■ **Material for this task**

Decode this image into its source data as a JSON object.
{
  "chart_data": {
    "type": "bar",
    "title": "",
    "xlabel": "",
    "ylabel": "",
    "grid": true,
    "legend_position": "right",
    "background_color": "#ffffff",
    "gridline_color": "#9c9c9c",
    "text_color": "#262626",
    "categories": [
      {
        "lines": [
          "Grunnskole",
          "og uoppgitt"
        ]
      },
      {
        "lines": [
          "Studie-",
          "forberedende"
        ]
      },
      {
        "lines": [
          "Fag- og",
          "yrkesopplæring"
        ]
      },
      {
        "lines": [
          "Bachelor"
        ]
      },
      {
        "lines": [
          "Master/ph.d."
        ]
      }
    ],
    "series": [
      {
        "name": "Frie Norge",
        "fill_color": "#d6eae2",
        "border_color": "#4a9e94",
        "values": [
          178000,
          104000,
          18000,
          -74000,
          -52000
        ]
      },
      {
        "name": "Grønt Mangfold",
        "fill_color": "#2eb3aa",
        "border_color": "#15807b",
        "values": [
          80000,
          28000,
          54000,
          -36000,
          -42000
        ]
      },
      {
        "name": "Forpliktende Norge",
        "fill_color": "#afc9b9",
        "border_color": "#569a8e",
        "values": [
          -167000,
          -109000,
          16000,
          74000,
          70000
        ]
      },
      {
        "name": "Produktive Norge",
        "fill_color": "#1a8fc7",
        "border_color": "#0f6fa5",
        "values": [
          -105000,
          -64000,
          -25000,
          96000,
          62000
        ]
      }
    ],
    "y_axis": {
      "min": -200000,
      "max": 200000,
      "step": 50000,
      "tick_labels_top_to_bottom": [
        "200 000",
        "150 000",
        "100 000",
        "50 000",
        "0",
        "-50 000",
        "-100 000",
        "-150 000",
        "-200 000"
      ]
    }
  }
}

■ **The problem**
Find all the lines containing "Norge" in the material, then copy them.

■ **Complete answer**
        "name": "Frie Norge",
        "name": "Forpliktende Norge",
        "name": "Produktive Norge",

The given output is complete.